BEGIN RAW DATA

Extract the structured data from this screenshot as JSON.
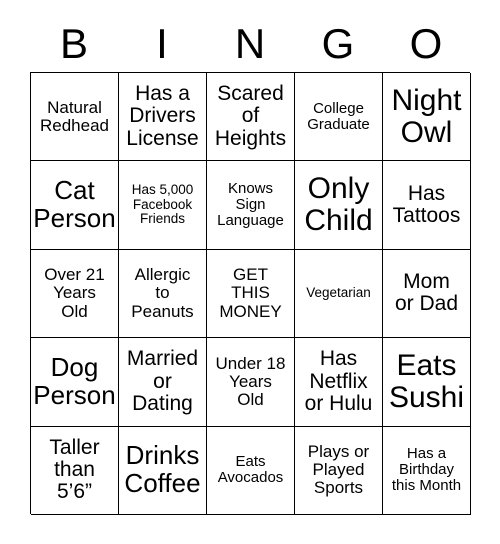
{
  "card": {
    "header_letters": [
      "B",
      "I",
      "N",
      "G",
      "O"
    ],
    "columns": 5,
    "rows": 5,
    "background_color": "#ffffff",
    "text_color": "#000000",
    "border_color": "#000000",
    "cells": [
      {
        "text": "Natural\nRedhead",
        "size": "sm"
      },
      {
        "text": "Has a\nDrivers\nLicense",
        "size": "md"
      },
      {
        "text": "Scared\nof\nHeights",
        "size": "md"
      },
      {
        "text": "College\nGraduate",
        "size": "xs"
      },
      {
        "text": "Night\nOwl",
        "size": "xl"
      },
      {
        "text": "Cat\nPerson",
        "size": "lg"
      },
      {
        "text": "Has 5,000\nFacebook\nFriends",
        "size": "xxs"
      },
      {
        "text": "Knows\nSign\nLanguage",
        "size": "xs"
      },
      {
        "text": "Only\nChild",
        "size": "xl"
      },
      {
        "text": "Has\nTattoos",
        "size": "md"
      },
      {
        "text": "Over 21\nYears\nOld",
        "size": "sm"
      },
      {
        "text": "Allergic\nto\nPeanuts",
        "size": "sm"
      },
      {
        "text": "GET\nTHIS\nMONEY",
        "size": "sm"
      },
      {
        "text": "Vegetarian",
        "size": "xxs"
      },
      {
        "text": "Mom\nor Dad",
        "size": "md"
      },
      {
        "text": "Dog\nPerson",
        "size": "lg"
      },
      {
        "text": "Married\nor\nDating",
        "size": "md"
      },
      {
        "text": "Under 18\nYears\nOld",
        "size": "sm"
      },
      {
        "text": "Has\nNetflix\nor Hulu",
        "size": "md"
      },
      {
        "text": "Eats\nSushi",
        "size": "xl"
      },
      {
        "text": "Taller\nthan\n5’6”",
        "size": "md"
      },
      {
        "text": "Drinks\nCoffee",
        "size": "lg"
      },
      {
        "text": "Eats\nAvocados",
        "size": "xs"
      },
      {
        "text": "Plays or\nPlayed\nSports",
        "size": "sm"
      },
      {
        "text": "Has a\nBirthday\nthis Month",
        "size": "xs"
      }
    ]
  }
}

END RAW DATA

- **WHAT IS BEING ASKED**: All records should be output exactly, with the pictures left out.

- **EXERCISE SOLUTION**:
Extract the structured data from this screenshot as JSON.
{
  "card": {
    "header_letters": [
      "B",
      "I",
      "N",
      "G",
      "O"
    ],
    "columns": 5,
    "rows": 5,
    "background_color": "#ffffff",
    "text_color": "#000000",
    "border_color": "#000000",
    "cells": [
      {
        "text": "Natural\nRedhead",
        "size": "sm"
      },
      {
        "text": "Has a\nDrivers\nLicense",
        "size": "md"
      },
      {
        "text": "Scared\nof\nHeights",
        "size": "md"
      },
      {
        "text": "College\nGraduate",
        "size": "xs"
      },
      {
        "text": "Night\nOwl",
        "size": "xl"
      },
      {
        "text": "Cat\nPerson",
        "size": "lg"
      },
      {
        "text": "Has 5,000\nFacebook\nFriends",
        "size": "xxs"
      },
      {
        "text": "Knows\nSign\nLanguage",
        "size": "xs"
      },
      {
        "text": "Only\nChild",
        "size": "xl"
      },
      {
        "text": "Has\nTattoos",
        "size": "md"
      },
      {
        "text": "Over 21\nYears\nOld",
        "size": "sm"
      },
      {
        "text": "Allergic\nto\nPeanuts",
        "size": "sm"
      },
      {
        "text": "GET\nTHIS\nMONEY",
        "size": "sm"
      },
      {
        "text": "Vegetarian",
        "size": "xxs"
      },
      {
        "text": "Mom\nor Dad",
        "size": "md"
      },
      {
        "text": "Dog\nPerson",
        "size": "lg"
      },
      {
        "text": "Married\nor\nDating",
        "size": "md"
      },
      {
        "text": "Under 18\nYears\nOld",
        "size": "sm"
      },
      {
        "text": "Has\nNetflix\nor Hulu",
        "size": "md"
      },
      {
        "text": "Eats\nSushi",
        "size": "xl"
      },
      {
        "text": "Taller\nthan\n5’6”",
        "size": "md"
      },
      {
        "text": "Drinks\nCoffee",
        "size": "lg"
      },
      {
        "text": "Eats\nAvocados",
        "size": "xs"
      },
      {
        "text": "Plays or\nPlayed\nSports",
        "size": "sm"
      },
      {
        "text": "Has a\nBirthday\nthis Month",
        "size": "xs"
      }
    ]
  }
}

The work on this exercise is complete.